▶ [Task to carry out]: Show every line in the entries below where the word "التحريف" appears.

◇ ◇ ◇

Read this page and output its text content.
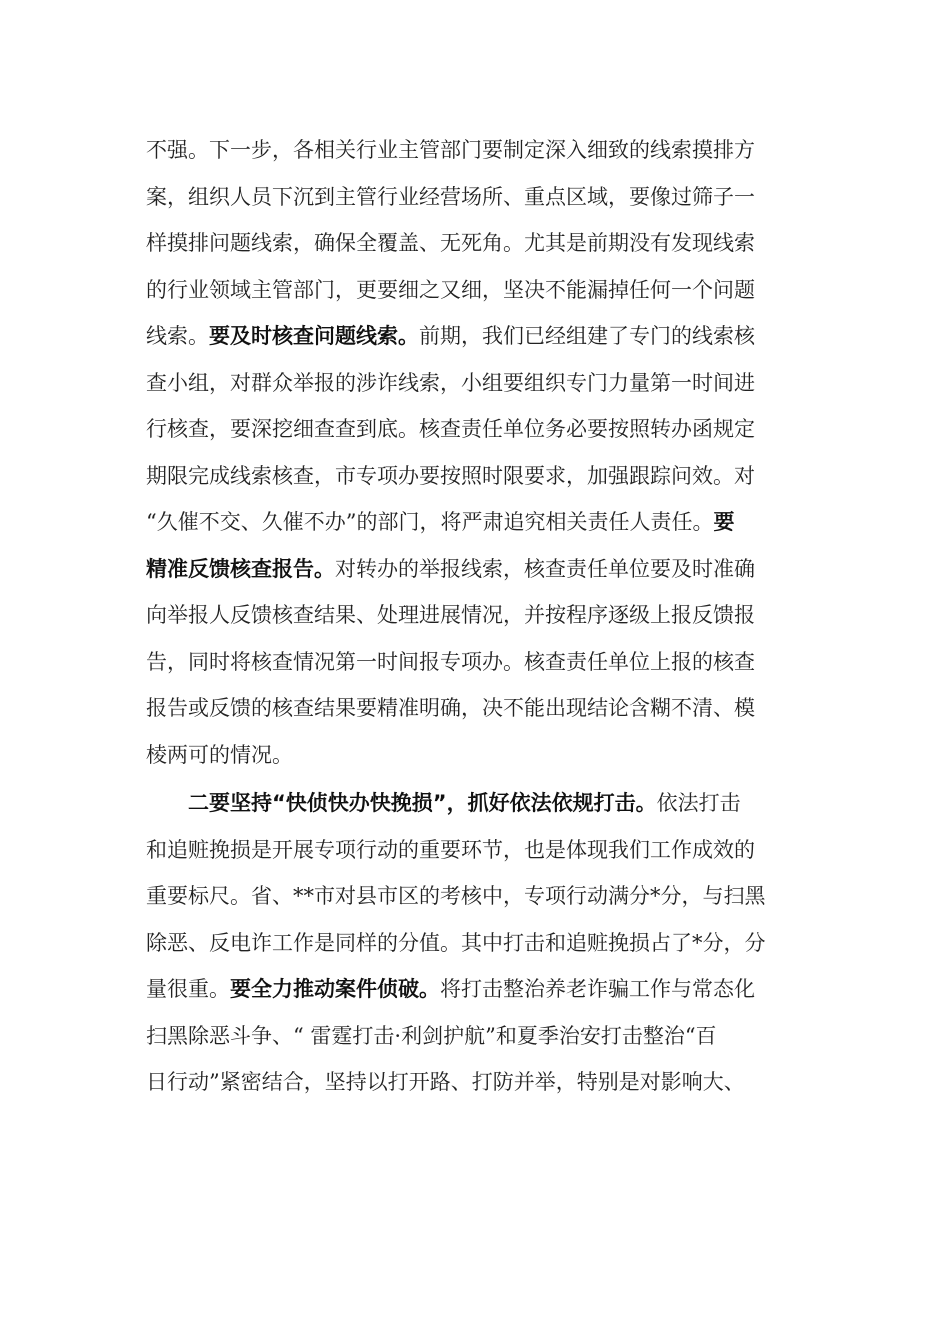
不强。下一步，各相关行业主管部门要制定深入细致的线索摸排方
案，组织人员下沉到主管行业经营场所、重点区域，要像过筛子一
样摸排问题线索，确保全覆盖、无死角。尤其是前期没有发现线索
的行业领域主管部门，更要细之又细，坚决不能漏掉任何一个问题
线索。要及时核查问题线索。前期，我们已经组建了专门的线索核
查小组，对群众举报的涉诈线索，小组要组织专门力量第一时间进
行核查，要深挖细查查到底。核查责任单位务必要按照转办函规定
期限完成线索核查，市专项办要按照时限要求，加强跟踪问效。对
“久催不交、久催不办”的部门，将严肃追究相关责任人责任。要
精准反馈核查报告。对转办的举报线索，核查责任单位要及时准确
向举报人反馈核查结果、处理进展情况，并按程序逐级上报反馈报
告，同时将核查情况第一时间报专项办。核查责任单位上报的核查
报告或反馈的核查结果要精准明确，决不能出现结论含糊不清、模
棱两可的情况。
　　二要坚持“快侦快办快挽损”，抓好依法依规打击。依法打击
和追赃挽损是开展专项行动的重要环节，也是体现我们工作成效的
重要标尺。省、**市对县市区的考核中，专项行动满分*分，与扫黑
除恶、反电诈工作是同样的分值。其中打击和追赃挽损占了*分，分
量很重。要全力推动案件侦破。将打击整治养老诈骗工作与常态化
扫黑除恶斗争、“ 雷霆打击·利剑护航”和夏季治安打击整治“百
日行动”紧密结合，坚持以打开路、打防并举，特别是对影响大、
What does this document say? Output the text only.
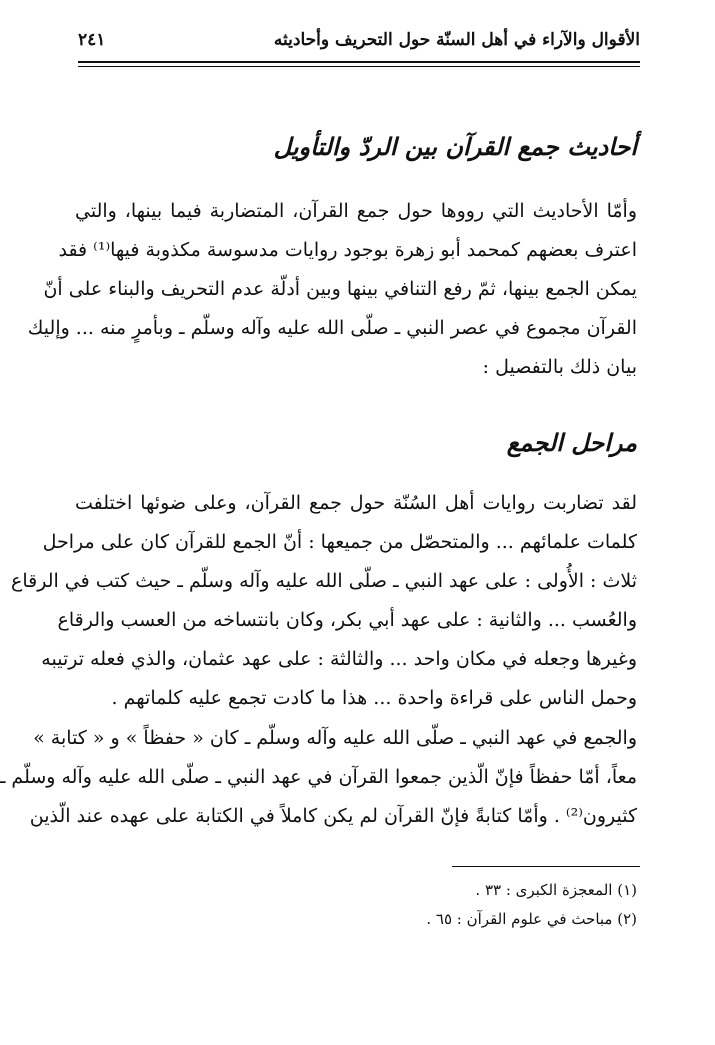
الأقوال والآراء في أهل السنّة حول التحريف وأحاديثه
٢٤١
أحاديث جمع القرآن بين الردّ والتأويل
وأمّا الأحاديث التي رووها حول جمع القرآن، المتضاربة فيما بينها، والتي
اعترف بعضهم كمحمد أبو زهرة بوجود روايات مدسوسة مكذوبة فيها⁽¹⁾ فقد
يمكن الجمع بينها، ثمّ رفع التنافي بينها وبين أدلّة عدم التحريف والبناء على أنّ
القرآن مجموع في عصر النبي ـ صلّى الله عليه وآله وسلّم ـ وبأمرٍ منه ... وإليك
بيان ذلك بالتفصيل :
مراحل الجمع
لقد تضاربت روايات أهل السُنّة حول جمع القرآن، وعلى ضوئها اختلفت
كلمات علمائهم ... والمتحصّل من جميعها : أنّ الجمع للقرآن كان على مراحل
ثلاث : الأُولى : على عهد النبي ـ صلّى الله عليه وآله وسلّم ـ حيث كتب في الرقاع
والعُسب ... والثانية : على عهد أبي بكر، وكان بانتساخه من العسب والرقاع
وغيرها وجعله في مكان واحد ... والثالثة : على عهد عثمان، والذي فعله ترتيبه
وحمل الناس على قراءة واحدة ... هذا ما كادت تجمع عليه كلماتهم .
والجمع في عهد النبي ـ صلّى الله عليه وآله وسلّم ـ كان « حفظاً » و « كتابة »
معاً، أمّا حفظاً فإنّ الّذين جمعوا القرآن في عهد النبي ـ صلّى الله عليه وآله وسلّم ـ
كثيرون⁽²⁾ . وأمّا كتابةً فإنّ القرآن لم يكن كاملاً في الكتابة على عهده عند الّذين
(١) المعجزة الكبرى : ٣٣ .
(٢) مباحث في علوم القرآن : ٦٥ .
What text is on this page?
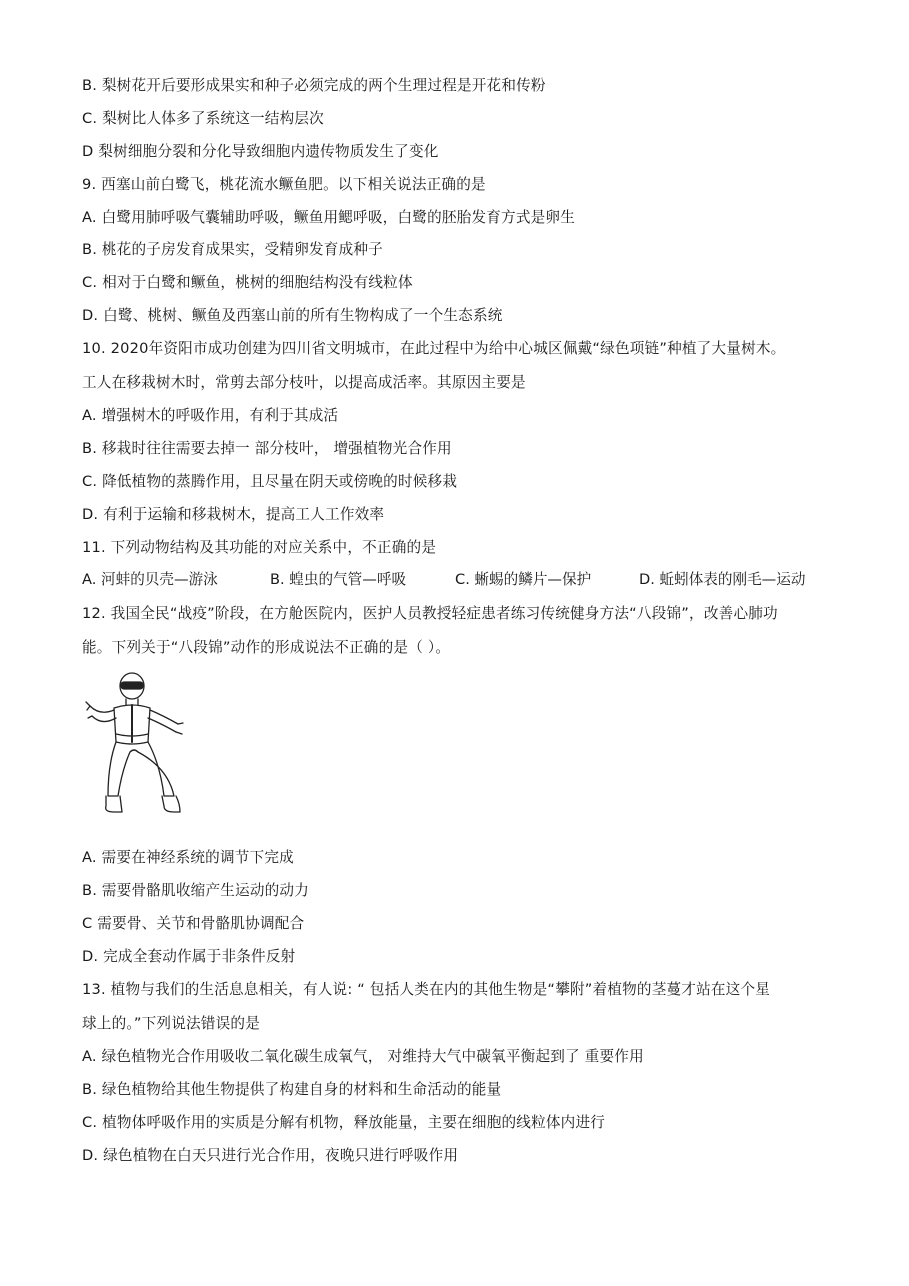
B. 梨树花开后要形成果实和种子必须完成的两个生理过程是开花和传粉
C. 梨树比人体多了系统这一结构层次
D 梨树细胞分裂和分化导致细胞内遗传物质发生了变化
9. 西塞山前白鹭飞，桃花流水鳜鱼肥。以下相关说法正确的是
A. 白鹭用肺呼吸气囊辅助呼吸，鳜鱼用鳃呼吸，白鹭的胚胎发育方式是卵生
B. 桃花的子房发育成果实，受精卵发育成种子
C. 相对于白鹭和鳜鱼，桃树的细胞结构没有线粒体
D. 白鹭、桃树、鳜鱼及西塞山前的所有生物构成了一个生态系统
10. 2020年资阳市成功创建为四川省文明城市，在此过程中为给中心城区佩戴“绿色项链”种植了大量树木。
工人在移栽树木时，常剪去部分枝叶，以提高成活率。其原因主要是
A. 增强树木的呼吸作用，有利于其成活
B. 移栽时往往需要去掉一 部分枝叶， 增强植物光合作用
C. 降低植物的蒸腾作用，且尽量在阴天或傍晚的时候移栽
D. 有利于运输和移栽树木，提高工人工作效率
11. 下列动物结构及其功能的对应关系中，不正确的是
A. 河蚌的贝壳—游泳	B. 蝗虫的气管—呼吸	C. 蜥蜴的鳞片—保护	D. 蚯蚓体表的刚毛—运动
12. 我国全民“战疫”阶段，在方舱医院内，医护人员教授轻症患者练习传统健身方法“八段锦”，改善心肺功
能。下列关于“八段锦”动作的形成说法不正确的是（ ）。
A. 需要在神经系统的调节下完成
B. 需要骨骼肌收缩产生运动的动力
C 需要骨、关节和骨骼肌协调配合
D. 完成全套动作属于非条件反射
13. 植物与我们的生活息息相关，有人说: “ 包括人类在内的其他生物是“攀附”着植物的茎蔓才站在这个星
球上的。”下列说法错误的是
A. 绿色植物光合作用吸收二氧化碳生成氧气， 对维持大气中碳氧平衡起到了 重要作用
B. 绿色植物给其他生物提供了构建自身的材料和生命活动的能量
C. 植物体呼吸作用的实质是分解有机物，释放能量，主要在细胞的线粒体内进行
D. 绿色植物在白天只进行光合作用，夜晚只进行呼吸作用
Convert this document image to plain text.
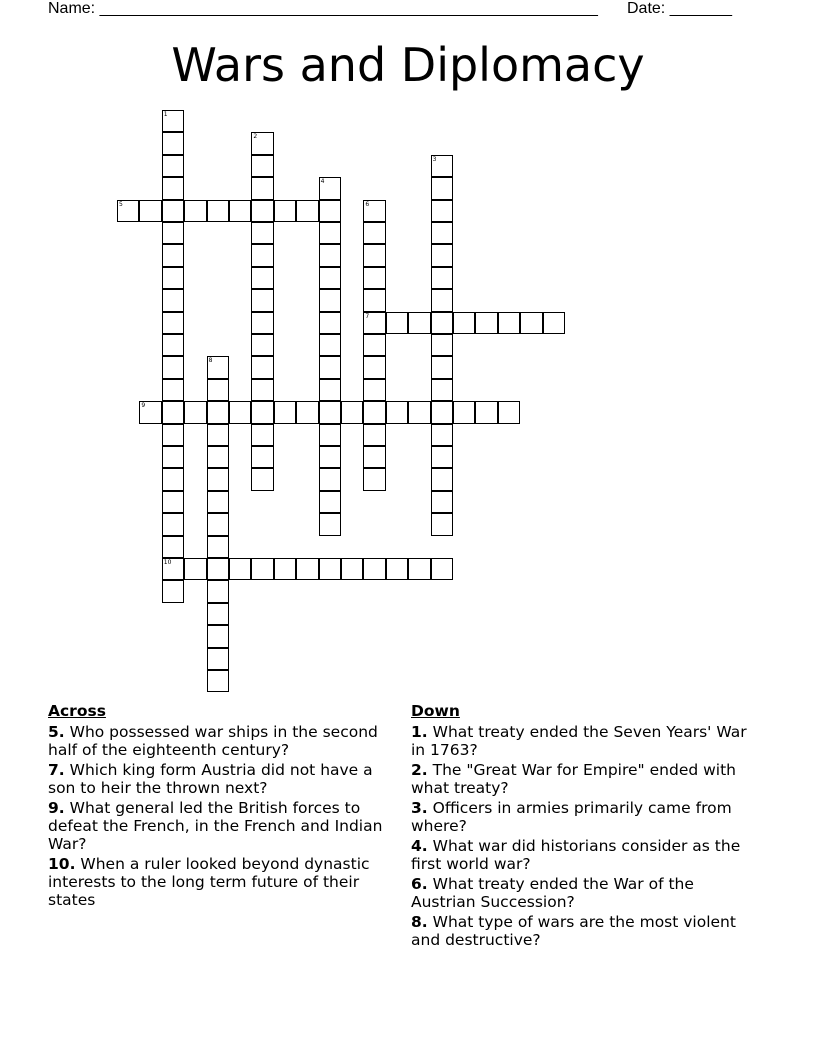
Name: ________________________________________________________ Date: _______
Wars and Diplomacy
1
10
2
3
4
5	6
7
8
9
Across
5. Who possessed war ships in the second half of the eighteenth century?
7. Which king form Austria did not have a son to heir the thrown next?
9. What general led the British forces to defeat the French, in the French and Indian War?
10. When a ruler looked beyond dynastic interests to the long term future of their states
Down
1. What treaty ended the Seven Years' War in 1763?
2. The "Great War for Empire" ended with what treaty?
3. Officers in armies primarily came from where?
4. What war did historians consider as the first world war?
6. What treaty ended the War of the Austrian Succession?
8. What type of wars are the most violent and destructive?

◇ ◇ ◇

▶ [The output]:
الأقوال والآراء في أهل السنّة حول التحريف وأحاديثه
يمكن الجمع بينها، ثمّ رفع التنافي بينها وبين أدلّة عدم التحريف والبناء على أنّ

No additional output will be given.